Stored data entries:
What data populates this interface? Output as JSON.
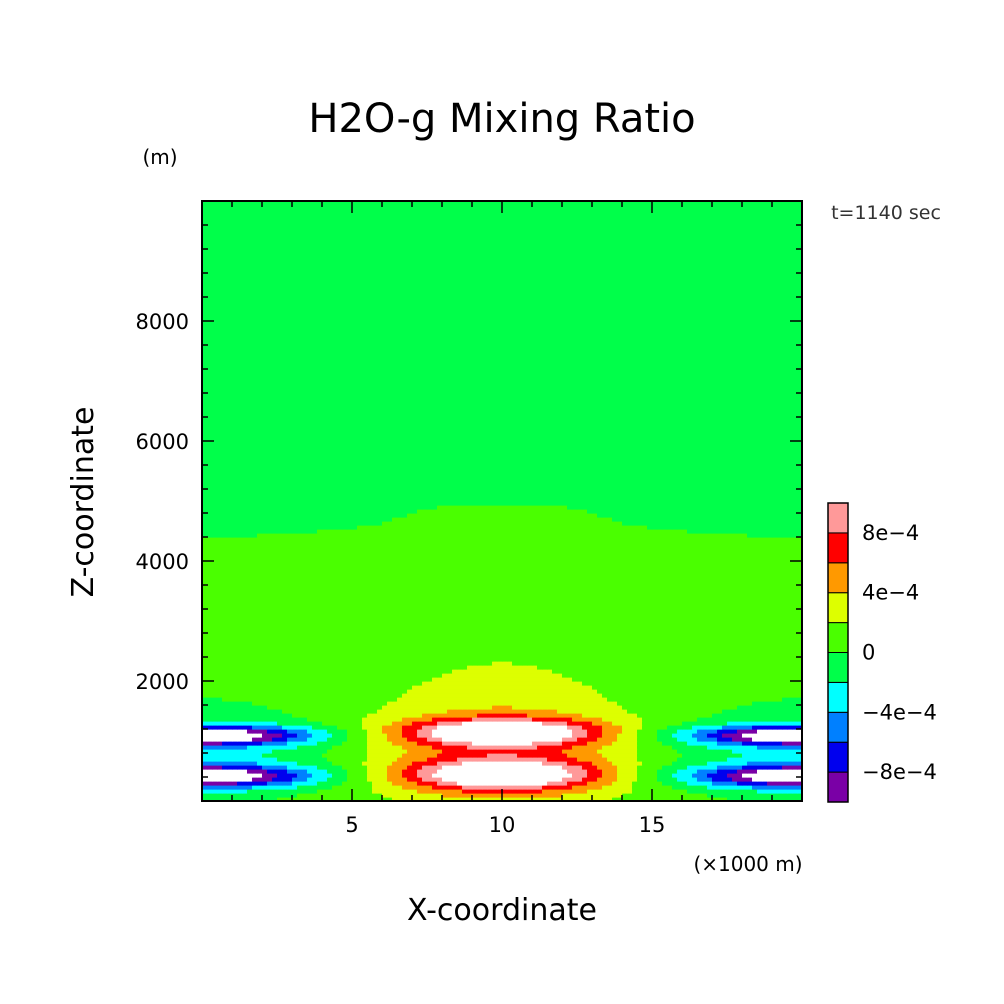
{
  "chart_data": {
    "type": "heatmap",
    "title": "H2O-g Mixing Ratio",
    "xlabel": "X-coordinate",
    "ylabel": "Z-coordinate",
    "x_unit": "(×1000 m)",
    "y_unit": "(m)",
    "time_label": "t=1140 sec",
    "xlim": [
      0,
      20
    ],
    "ylim": [
      0,
      10000
    ],
    "x_ticks": [
      5,
      10,
      15
    ],
    "y_ticks": [
      2000,
      4000,
      6000,
      8000
    ],
    "colorbar": {
      "levels": [
        -0.001,
        -0.0008,
        -0.0006,
        -0.0004,
        -0.0002,
        0,
        0.0002,
        0.0004,
        0.0006,
        0.0008,
        0.001
      ],
      "tick_values": [
        -0.0008,
        -0.0004,
        0,
        0.0004,
        0.0008
      ],
      "tick_labels": [
        "−8e−4",
        "−4e−4",
        "0",
        "4e−4",
        "8e−4"
      ],
      "colors": [
        "#7a00a6",
        "#0000ee",
        "#0080ff",
        "#00ffff",
        "#00ff4a",
        "#4aff00",
        "#ddff00",
        "#ff9900",
        "#ff0000",
        "#ff9999"
      ],
      "under_color": "#ffffff",
      "over_color": "#ffffff"
    },
    "field": {
      "background": 5e-05,
      "plume_below_z": 4700,
      "value_outside_mid_column": -5e-05
    }
  }
}
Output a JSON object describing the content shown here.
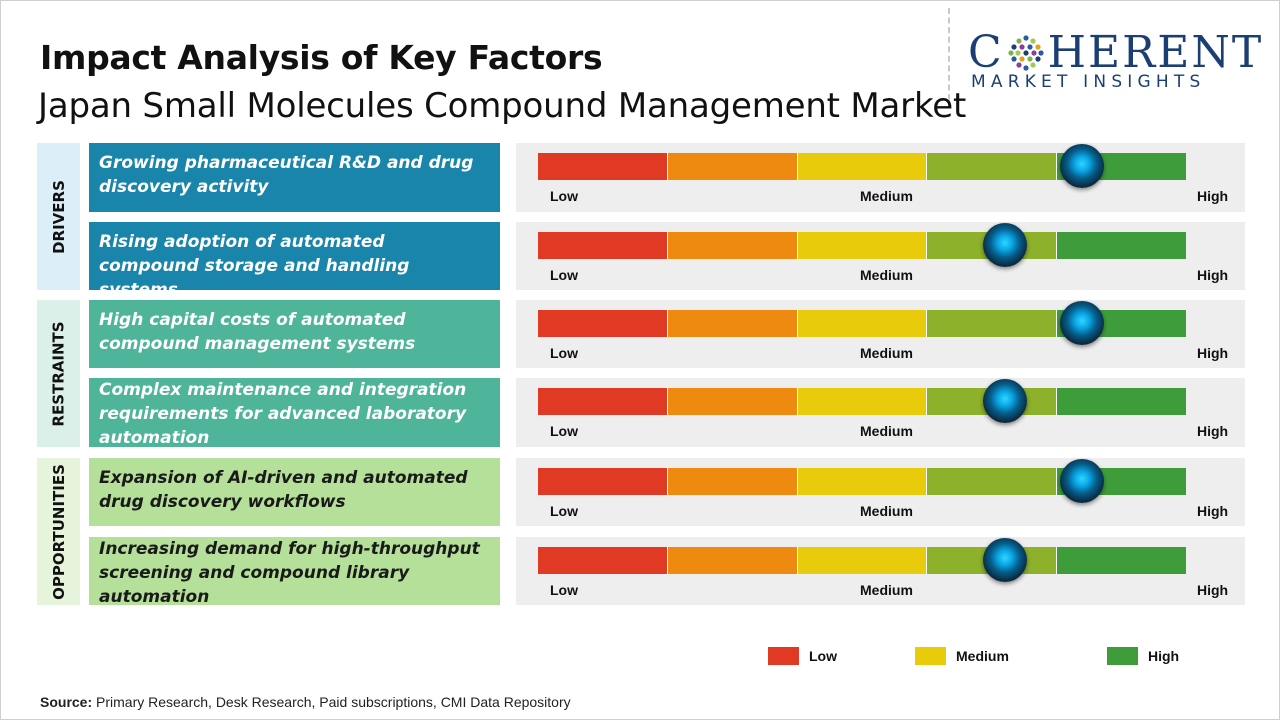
{
  "header": {
    "title": "Impact Analysis of Key Factors",
    "subtitle": "Japan Small Molecules Compound Management Market"
  },
  "logo": {
    "word_part1": "C",
    "word_part2": "HERENT",
    "tagline": "MARKET INSIGHTS"
  },
  "categories": [
    {
      "label": "DRIVERS",
      "color": "#dceef7"
    },
    {
      "label": "RESTRAINTS",
      "color": "#dcf0ea"
    },
    {
      "label": "OPPORTUNITIES",
      "color": "#e7f4dc"
    }
  ],
  "scale": {
    "low_label": "Low",
    "medium_label": "Medium",
    "high_label": "High",
    "segment_colors": [
      "#e03a24",
      "#ef8a10",
      "#e8cc0c",
      "#8db12b",
      "#3f9c3a"
    ]
  },
  "chart_data": {
    "type": "bar",
    "categories": [
      "Growing pharmaceutical R&D and drug discovery activity",
      "Rising adoption of automated compound storage and handling systems",
      "High capital costs of automated compound management systems",
      "Complex maintenance and integration requirements for advanced laboratory automation",
      "Expansion of AI-driven and automated drug discovery workflows",
      "Increasing demand for high-throughput screening and compound library automation"
    ],
    "groups": [
      "DRIVERS",
      "DRIVERS",
      "RESTRAINTS",
      "RESTRAINTS",
      "OPPORTUNITIES",
      "OPPORTUNITIES"
    ],
    "values": [
      0.84,
      0.72,
      0.84,
      0.72,
      0.84,
      0.72
    ],
    "value_scale": "0 = Low, 0.5 = Medium, 1 = High",
    "ylim": [
      0,
      1
    ]
  },
  "legend": [
    {
      "label": "Low",
      "color": "#e03a24"
    },
    {
      "label": "Medium",
      "color": "#e8cc0c"
    },
    {
      "label": "High",
      "color": "#3f9c3a"
    }
  ],
  "source": {
    "prefix": "Source:",
    "text": " Primary Research, Desk Research, Paid subscriptions, CMI Data Repository"
  }
}
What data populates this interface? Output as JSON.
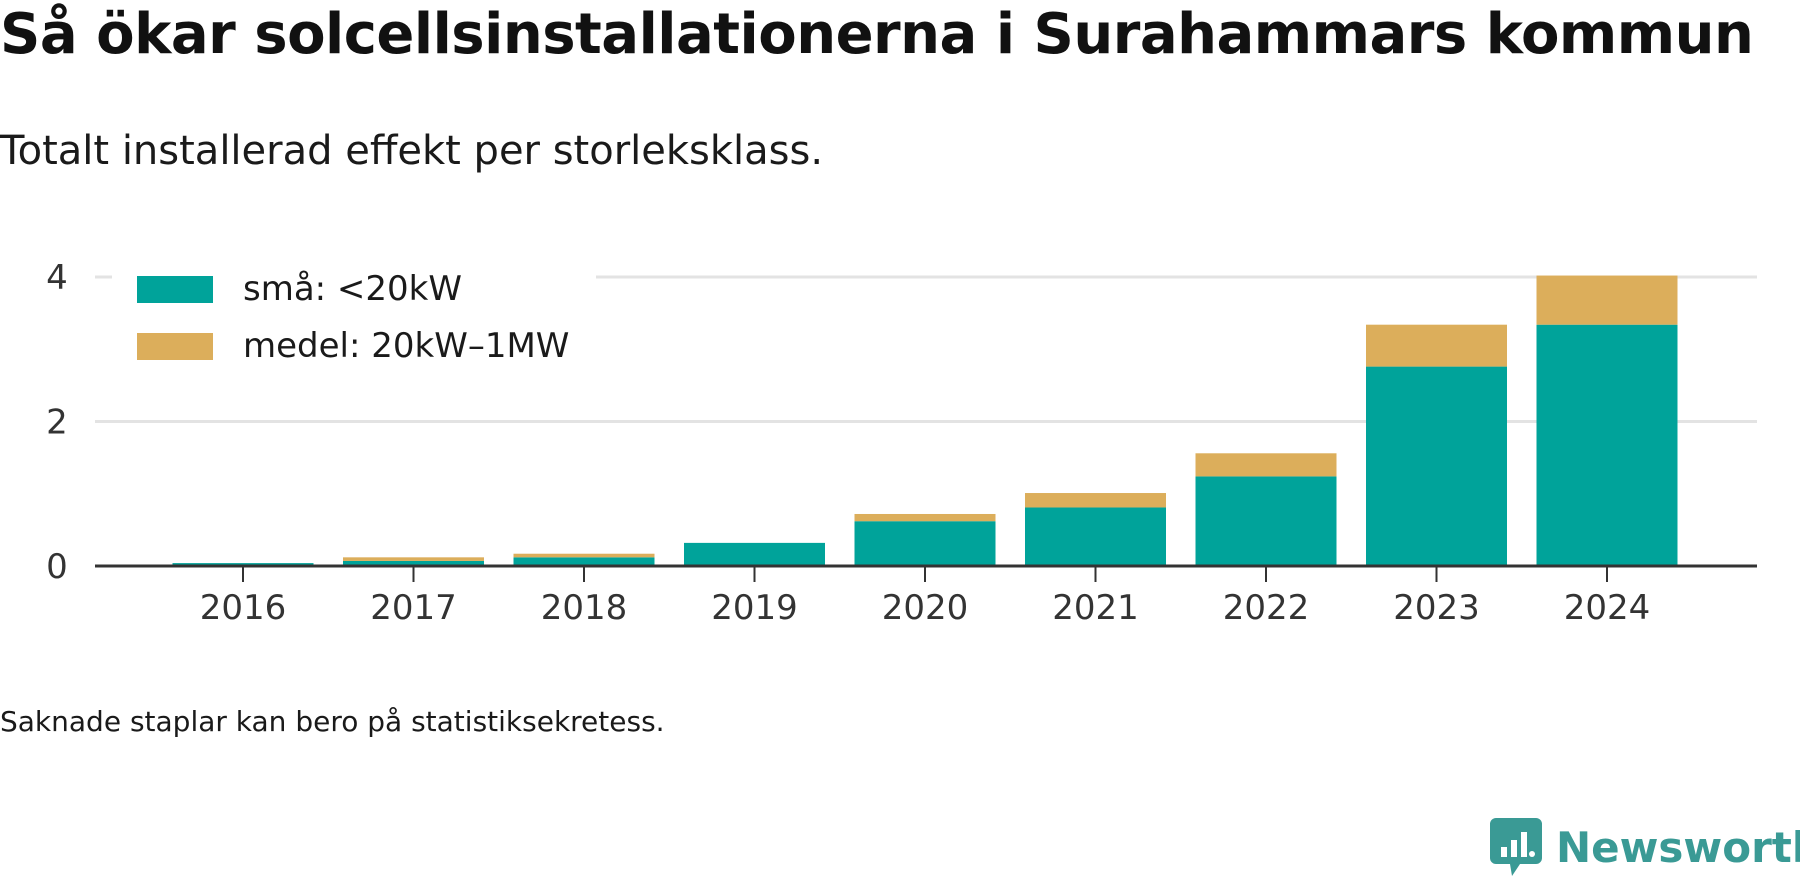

Task objective: Copy the records above exactly, leaving out every picture.

Response below:
What data populates this interface? Output as JSON.
{
  "chart_data": {
    "type": "heatmap",
    "title": "H2O-g Mixing Ratio",
    "xlabel": "X-coordinate",
    "ylabel": "Z-coordinate",
    "x_unit": "(×1000 m)",
    "y_unit": "(m)",
    "time_label": "t=1140 sec",
    "xlim": [
      0,
      20
    ],
    "ylim": [
      0,
      10000
    ],
    "x_ticks": [
      5,
      10,
      15
    ],
    "y_ticks": [
      2000,
      4000,
      6000,
      8000
    ],
    "colorbar": {
      "levels": [
        -0.001,
        -0.0008,
        -0.0006,
        -0.0004,
        -0.0002,
        0,
        0.0002,
        0.0004,
        0.0006,
        0.0008,
        0.001
      ],
      "tick_values": [
        -0.0008,
        -0.0004,
        0,
        0.0004,
        0.0008
      ],
      "tick_labels": [
        "−8e−4",
        "−4e−4",
        "0",
        "4e−4",
        "8e−4"
      ],
      "colors": [
        "#7a00a6",
        "#0000ee",
        "#0080ff",
        "#00ffff",
        "#00ff4a",
        "#4aff00",
        "#ddff00",
        "#ff9900",
        "#ff0000",
        "#ff9999"
      ],
      "under_color": "#ffffff",
      "over_color": "#ffffff"
    },
    "field": {
      "background": 5e-05,
      "plume_below_z": 4700,
      "value_outside_mid_column": -5e-05
    }
  }
}
Output a JSON object describing the content shown here.
{
  "header": {
    "title": "Impact Analysis of Key Factors",
    "subtitle": "Japan Small Molecules Compound Management Market"
  },
  "logo": {
    "word_part1": "C",
    "word_part2": "HERENT",
    "tagline": "MARKET INSIGHTS"
  },
  "categories": [
    {
      "label": "DRIVERS",
      "color": "#dceef7"
    },
    {
      "label": "RESTRAINTS",
      "color": "#dcf0ea"
    },
    {
      "label": "OPPORTUNITIES",
      "color": "#e7f4dc"
    }
  ],
  "scale": {
    "low_label": "Low",
    "medium_label": "Medium",
    "high_label": "High",
    "segment_colors": [
      "#e03a24",
      "#ef8a10",
      "#e8cc0c",
      "#8db12b",
      "#3f9c3a"
    ]
  },
  "chart_data": {
    "type": "bar",
    "categories": [
      "Growing pharmaceutical R&D and drug discovery activity",
      "Rising adoption of automated compound storage and handling systems",
      "High capital costs of automated compound management systems",
      "Complex maintenance and integration requirements for advanced laboratory automation",
      "Expansion of AI-driven and automated drug discovery workflows",
      "Increasing demand for high-throughput screening and compound library automation"
    ],
    "groups": [
      "DRIVERS",
      "DRIVERS",
      "RESTRAINTS",
      "RESTRAINTS",
      "OPPORTUNITIES",
      "OPPORTUNITIES"
    ],
    "values": [
      0.84,
      0.72,
      0.84,
      0.72,
      0.84,
      0.72
    ],
    "value_scale": "0 = Low, 0.5 = Medium, 1 = High",
    "ylim": [
      0,
      1
    ]
  },
  "legend": [
    {
      "label": "Low",
      "color": "#e03a24"
    },
    {
      "label": "Medium",
      "color": "#e8cc0c"
    },
    {
      "label": "High",
      "color": "#3f9c3a"
    }
  ],
  "source": {
    "prefix": "Source:",
    "text": " Primary Research, Desk Research, Paid subscriptions, CMI Data Repository"
  }
}
What data populates this interface? Output as JSON.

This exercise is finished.